### [Your objective]
Copy out each line of the material in which the word "Uses" appears.

### [Provided material]
----------------------------------------

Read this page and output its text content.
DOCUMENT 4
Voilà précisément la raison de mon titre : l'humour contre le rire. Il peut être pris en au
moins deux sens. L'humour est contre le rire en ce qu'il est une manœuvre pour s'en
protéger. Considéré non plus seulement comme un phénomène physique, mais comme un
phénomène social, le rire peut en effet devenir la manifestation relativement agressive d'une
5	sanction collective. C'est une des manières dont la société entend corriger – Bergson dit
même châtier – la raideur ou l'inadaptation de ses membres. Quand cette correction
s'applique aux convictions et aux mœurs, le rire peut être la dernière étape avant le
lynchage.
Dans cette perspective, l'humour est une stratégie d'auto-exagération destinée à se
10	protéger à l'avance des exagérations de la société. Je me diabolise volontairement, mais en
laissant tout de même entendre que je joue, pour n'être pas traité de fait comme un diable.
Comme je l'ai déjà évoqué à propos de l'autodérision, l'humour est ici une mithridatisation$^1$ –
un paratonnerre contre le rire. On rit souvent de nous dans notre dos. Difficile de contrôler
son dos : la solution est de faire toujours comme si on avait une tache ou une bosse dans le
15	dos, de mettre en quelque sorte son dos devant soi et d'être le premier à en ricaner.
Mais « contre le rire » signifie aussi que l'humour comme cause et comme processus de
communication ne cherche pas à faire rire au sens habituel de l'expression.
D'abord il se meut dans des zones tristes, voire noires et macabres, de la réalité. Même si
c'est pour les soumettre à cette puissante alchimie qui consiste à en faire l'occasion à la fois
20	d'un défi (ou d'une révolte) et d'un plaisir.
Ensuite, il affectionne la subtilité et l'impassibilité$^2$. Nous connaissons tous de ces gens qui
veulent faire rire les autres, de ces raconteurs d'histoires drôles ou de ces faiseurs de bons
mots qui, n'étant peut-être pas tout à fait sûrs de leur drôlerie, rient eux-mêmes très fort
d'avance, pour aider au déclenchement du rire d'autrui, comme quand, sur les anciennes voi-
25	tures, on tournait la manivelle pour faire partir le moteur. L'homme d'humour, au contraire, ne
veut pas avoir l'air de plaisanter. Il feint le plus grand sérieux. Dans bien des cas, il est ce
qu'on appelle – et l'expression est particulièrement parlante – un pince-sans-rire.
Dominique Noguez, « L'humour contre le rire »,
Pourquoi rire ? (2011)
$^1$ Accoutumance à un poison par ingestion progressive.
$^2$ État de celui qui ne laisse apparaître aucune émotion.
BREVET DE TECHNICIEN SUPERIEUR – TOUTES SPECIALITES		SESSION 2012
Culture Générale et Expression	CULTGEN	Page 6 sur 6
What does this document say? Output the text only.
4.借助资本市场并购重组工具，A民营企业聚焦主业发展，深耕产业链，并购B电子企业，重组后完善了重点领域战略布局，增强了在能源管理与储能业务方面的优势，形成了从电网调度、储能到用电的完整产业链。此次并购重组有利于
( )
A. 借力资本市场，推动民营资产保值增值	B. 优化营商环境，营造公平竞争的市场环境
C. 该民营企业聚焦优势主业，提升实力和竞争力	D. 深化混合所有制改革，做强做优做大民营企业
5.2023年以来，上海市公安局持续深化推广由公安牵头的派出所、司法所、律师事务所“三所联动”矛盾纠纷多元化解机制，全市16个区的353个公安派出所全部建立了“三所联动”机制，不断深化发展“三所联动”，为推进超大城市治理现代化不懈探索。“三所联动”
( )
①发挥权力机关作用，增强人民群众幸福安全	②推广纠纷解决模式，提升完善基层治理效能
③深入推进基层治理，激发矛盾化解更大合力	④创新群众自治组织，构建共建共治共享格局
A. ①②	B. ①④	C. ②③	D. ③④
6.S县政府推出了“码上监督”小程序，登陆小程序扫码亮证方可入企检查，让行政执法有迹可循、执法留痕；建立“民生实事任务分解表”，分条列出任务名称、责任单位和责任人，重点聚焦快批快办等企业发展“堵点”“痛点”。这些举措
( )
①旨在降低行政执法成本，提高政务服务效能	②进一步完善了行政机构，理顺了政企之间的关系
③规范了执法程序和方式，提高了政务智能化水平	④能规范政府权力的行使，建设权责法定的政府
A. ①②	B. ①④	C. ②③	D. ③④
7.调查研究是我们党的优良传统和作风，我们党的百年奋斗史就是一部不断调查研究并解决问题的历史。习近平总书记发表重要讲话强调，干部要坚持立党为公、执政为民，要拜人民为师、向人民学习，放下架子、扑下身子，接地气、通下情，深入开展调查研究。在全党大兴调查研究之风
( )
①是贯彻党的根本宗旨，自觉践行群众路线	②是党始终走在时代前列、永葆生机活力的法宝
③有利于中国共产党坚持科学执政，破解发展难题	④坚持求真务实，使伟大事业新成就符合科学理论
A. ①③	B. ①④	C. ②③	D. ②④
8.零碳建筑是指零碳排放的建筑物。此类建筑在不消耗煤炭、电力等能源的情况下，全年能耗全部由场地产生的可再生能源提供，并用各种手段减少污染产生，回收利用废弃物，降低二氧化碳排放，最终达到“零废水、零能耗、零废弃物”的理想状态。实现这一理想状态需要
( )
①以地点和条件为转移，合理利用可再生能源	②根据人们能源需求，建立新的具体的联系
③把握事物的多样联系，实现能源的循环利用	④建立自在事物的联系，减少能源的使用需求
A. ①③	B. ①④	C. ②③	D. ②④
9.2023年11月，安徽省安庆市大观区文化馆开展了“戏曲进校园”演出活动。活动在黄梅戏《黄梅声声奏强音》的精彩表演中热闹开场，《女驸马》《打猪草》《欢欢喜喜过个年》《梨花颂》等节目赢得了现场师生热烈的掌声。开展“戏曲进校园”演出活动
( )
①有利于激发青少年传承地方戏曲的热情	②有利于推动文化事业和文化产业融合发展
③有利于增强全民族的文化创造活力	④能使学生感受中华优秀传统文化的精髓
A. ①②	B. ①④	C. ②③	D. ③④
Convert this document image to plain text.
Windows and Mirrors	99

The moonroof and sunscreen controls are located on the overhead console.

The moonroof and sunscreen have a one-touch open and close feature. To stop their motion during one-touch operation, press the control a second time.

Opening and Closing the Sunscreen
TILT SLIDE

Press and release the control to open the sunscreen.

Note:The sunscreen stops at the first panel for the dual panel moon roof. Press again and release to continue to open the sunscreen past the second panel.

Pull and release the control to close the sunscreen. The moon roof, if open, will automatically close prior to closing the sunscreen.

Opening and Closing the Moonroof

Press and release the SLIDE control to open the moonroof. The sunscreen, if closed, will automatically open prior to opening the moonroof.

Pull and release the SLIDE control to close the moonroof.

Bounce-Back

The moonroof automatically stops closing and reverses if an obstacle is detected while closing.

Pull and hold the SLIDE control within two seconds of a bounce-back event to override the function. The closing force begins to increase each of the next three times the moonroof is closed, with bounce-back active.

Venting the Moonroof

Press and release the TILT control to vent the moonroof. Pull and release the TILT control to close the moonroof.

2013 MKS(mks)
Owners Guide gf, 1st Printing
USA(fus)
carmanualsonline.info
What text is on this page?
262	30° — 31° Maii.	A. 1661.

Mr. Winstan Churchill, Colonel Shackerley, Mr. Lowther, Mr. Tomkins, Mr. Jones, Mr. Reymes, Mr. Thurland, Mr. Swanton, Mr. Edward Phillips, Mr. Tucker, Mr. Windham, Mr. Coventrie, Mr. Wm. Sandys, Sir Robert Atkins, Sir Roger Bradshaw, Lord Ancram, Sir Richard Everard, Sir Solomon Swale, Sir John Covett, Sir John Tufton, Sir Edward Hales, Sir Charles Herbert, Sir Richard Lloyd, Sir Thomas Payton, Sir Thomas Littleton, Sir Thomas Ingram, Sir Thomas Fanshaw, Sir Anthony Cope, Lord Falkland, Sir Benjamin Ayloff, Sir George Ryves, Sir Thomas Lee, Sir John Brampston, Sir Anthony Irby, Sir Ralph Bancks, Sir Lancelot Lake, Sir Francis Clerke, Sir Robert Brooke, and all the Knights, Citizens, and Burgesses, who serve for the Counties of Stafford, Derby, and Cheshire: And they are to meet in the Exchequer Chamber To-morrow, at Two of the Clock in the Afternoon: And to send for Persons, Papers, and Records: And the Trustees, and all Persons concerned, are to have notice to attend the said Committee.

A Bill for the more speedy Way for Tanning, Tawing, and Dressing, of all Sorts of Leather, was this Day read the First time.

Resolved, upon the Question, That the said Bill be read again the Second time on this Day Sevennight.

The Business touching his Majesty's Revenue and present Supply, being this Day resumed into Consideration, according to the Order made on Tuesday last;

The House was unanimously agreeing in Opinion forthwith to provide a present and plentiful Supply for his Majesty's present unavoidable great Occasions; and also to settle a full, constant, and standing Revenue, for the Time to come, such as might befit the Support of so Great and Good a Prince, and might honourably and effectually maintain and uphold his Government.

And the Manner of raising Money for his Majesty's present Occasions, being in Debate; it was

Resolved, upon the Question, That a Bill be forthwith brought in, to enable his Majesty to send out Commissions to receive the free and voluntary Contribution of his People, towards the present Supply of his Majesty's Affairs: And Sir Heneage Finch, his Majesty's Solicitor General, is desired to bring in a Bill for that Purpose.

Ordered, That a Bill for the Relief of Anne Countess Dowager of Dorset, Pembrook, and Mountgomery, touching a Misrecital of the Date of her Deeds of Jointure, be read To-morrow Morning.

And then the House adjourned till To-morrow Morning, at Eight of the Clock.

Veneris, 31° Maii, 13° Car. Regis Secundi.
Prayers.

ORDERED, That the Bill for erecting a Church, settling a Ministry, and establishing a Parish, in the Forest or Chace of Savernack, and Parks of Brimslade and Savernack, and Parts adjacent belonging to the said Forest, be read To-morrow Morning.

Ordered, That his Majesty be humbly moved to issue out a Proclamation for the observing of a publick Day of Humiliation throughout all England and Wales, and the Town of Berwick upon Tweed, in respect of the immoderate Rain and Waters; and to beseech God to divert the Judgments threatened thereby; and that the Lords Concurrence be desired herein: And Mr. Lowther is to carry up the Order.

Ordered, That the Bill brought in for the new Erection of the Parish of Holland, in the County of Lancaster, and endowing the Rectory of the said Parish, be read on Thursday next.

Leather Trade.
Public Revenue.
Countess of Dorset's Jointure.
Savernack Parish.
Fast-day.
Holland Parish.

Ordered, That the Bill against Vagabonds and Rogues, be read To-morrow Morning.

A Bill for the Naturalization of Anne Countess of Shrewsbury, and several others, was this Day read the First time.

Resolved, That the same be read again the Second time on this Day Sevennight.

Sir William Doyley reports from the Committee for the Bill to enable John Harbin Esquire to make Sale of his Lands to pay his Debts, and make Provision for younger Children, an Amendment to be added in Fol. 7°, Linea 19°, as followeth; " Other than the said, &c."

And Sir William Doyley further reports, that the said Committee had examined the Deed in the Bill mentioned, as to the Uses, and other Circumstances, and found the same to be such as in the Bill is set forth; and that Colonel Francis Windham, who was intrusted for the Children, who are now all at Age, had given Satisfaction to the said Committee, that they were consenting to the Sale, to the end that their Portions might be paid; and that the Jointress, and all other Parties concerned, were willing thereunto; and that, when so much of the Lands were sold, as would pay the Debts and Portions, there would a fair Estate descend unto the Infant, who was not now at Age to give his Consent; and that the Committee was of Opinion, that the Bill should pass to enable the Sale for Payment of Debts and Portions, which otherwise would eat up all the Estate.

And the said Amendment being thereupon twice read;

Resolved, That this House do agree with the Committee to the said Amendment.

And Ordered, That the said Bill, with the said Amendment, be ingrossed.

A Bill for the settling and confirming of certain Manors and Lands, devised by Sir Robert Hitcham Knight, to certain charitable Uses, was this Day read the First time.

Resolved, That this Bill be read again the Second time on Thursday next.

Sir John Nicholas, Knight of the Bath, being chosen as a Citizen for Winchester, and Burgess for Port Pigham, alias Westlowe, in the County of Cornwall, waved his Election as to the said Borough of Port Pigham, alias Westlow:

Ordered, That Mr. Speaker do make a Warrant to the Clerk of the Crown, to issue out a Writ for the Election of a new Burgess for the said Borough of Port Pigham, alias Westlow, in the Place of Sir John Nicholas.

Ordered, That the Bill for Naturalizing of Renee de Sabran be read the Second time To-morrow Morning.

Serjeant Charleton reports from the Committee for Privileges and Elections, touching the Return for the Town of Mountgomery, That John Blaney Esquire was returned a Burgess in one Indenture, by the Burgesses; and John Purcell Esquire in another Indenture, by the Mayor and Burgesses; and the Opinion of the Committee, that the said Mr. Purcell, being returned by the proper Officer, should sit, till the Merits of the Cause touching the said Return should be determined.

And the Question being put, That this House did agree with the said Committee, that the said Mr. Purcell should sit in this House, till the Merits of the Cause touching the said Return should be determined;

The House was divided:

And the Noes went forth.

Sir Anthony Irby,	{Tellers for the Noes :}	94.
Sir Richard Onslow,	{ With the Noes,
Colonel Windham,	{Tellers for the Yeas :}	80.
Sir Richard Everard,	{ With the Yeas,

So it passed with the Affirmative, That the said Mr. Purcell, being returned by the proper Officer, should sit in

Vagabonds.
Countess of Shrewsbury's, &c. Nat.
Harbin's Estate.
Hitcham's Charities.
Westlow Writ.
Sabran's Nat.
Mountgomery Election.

----------------------------------------

### [Complete output]
And Sir William Doyley further reports, that the said Committee had examined the Deed in the Bill mentioned, as to the Uses, and other Circumstances, and found the same to be such as in the Bill is set forth; and that Colonel Francis Windham, who was intrusted for the Children, who are now all at Age, had given Satisfaction to the said Committee, that they were consenting to the Sale, to the end that their Portions might be paid; and that the Jointress, and all other Parties concerned, were willing thereunto; and that, when so much of the Lands were sold, as would pay the Debts and Portions, there would a fair Estate descend unto the Infant, who was not now at Age to give his Consent; and that the Committee was of Opinion, that the Bill should pass to enable the Sale for Payment of Debts and Portions, which otherwise would eat up all the Estate.
A Bill for the settling and confirming of certain Manors and Lands, devised by Sir Robert Hitcham Knight, to certain charitable Uses, was this Day read the First time.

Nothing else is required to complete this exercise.